Look through the data for the string "بمحذوف". Copy every line where it is found.

### Extracted entries
※
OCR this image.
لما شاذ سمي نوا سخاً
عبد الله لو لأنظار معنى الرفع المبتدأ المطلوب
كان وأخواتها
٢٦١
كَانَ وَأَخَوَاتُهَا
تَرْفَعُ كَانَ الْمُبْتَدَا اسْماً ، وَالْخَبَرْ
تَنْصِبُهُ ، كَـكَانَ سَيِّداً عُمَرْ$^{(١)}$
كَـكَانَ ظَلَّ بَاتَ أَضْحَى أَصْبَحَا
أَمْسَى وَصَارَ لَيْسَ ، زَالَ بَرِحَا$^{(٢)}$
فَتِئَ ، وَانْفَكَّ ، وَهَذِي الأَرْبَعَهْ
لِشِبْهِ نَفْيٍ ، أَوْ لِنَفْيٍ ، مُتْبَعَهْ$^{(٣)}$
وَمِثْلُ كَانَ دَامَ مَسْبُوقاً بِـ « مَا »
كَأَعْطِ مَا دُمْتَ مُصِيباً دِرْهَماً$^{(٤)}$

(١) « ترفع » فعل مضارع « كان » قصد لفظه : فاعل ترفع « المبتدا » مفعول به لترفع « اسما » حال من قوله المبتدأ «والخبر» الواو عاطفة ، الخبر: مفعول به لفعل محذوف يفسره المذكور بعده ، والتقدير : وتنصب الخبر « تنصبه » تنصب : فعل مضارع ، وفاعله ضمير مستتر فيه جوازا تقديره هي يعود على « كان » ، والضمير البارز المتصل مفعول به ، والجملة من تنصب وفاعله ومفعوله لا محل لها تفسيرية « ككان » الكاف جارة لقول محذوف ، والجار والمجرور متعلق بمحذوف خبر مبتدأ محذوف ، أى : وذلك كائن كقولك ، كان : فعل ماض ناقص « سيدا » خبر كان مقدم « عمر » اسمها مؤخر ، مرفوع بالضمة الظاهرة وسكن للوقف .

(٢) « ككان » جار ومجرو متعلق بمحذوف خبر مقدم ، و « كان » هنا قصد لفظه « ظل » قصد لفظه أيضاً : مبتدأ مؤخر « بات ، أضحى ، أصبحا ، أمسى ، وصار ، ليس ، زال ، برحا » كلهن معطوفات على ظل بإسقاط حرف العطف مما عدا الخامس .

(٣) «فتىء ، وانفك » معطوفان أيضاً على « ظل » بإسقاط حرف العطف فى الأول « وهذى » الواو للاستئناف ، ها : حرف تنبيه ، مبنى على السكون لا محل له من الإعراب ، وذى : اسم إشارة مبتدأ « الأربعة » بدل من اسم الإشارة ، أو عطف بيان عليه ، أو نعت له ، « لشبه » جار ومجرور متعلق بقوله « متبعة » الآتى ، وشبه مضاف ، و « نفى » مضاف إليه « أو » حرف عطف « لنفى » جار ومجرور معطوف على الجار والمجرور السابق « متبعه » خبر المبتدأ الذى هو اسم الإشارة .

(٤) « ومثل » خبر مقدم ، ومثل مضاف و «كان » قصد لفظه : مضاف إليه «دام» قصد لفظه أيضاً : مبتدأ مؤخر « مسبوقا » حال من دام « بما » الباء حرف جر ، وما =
※
### Final answer
(١) « ترفع » فعل مضارع « كان » قصد لفظه : فاعل ترفع « المبتدا » مفعول به لترفع « اسما » حال من قوله المبتدأ «والخبر» الواو عاطفة ، الخبر: مفعول به لفعل محذوف يفسره المذكور بعده ، والتقدير : وتنصب الخبر « تنصبه » تنصب : فعل مضارع ، وفاعله ضمير مستتر فيه جوازا تقديره هي يعود على « كان » ، والضمير البارز المتصل مفعول به ، والجملة من تنصب وفاعله ومفعوله لا محل لها تفسيرية « ككان » الكاف جارة لقول محذوف ، والجار والمجرور متعلق بمحذوف خبر مبتدأ محذوف ، أى : وذلك كائن كقولك ، كان : فعل ماض ناقص « سيدا » خبر كان مقدم « عمر » اسمها مؤخر ، مرفوع بالضمة الظاهرة وسكن للوقف .
(٢) « ككان » جار ومجرو متعلق بمحذوف خبر مقدم ، و « كان » هنا قصد لفظه « ظل » قصد لفظه أيضاً : مبتدأ مؤخر « بات ، أضحى ، أصبحا ، أمسى ، وصار ، ليس ، زال ، برحا » كلهن معطوفات على ظل بإسقاط حرف العطف مما عدا الخامس .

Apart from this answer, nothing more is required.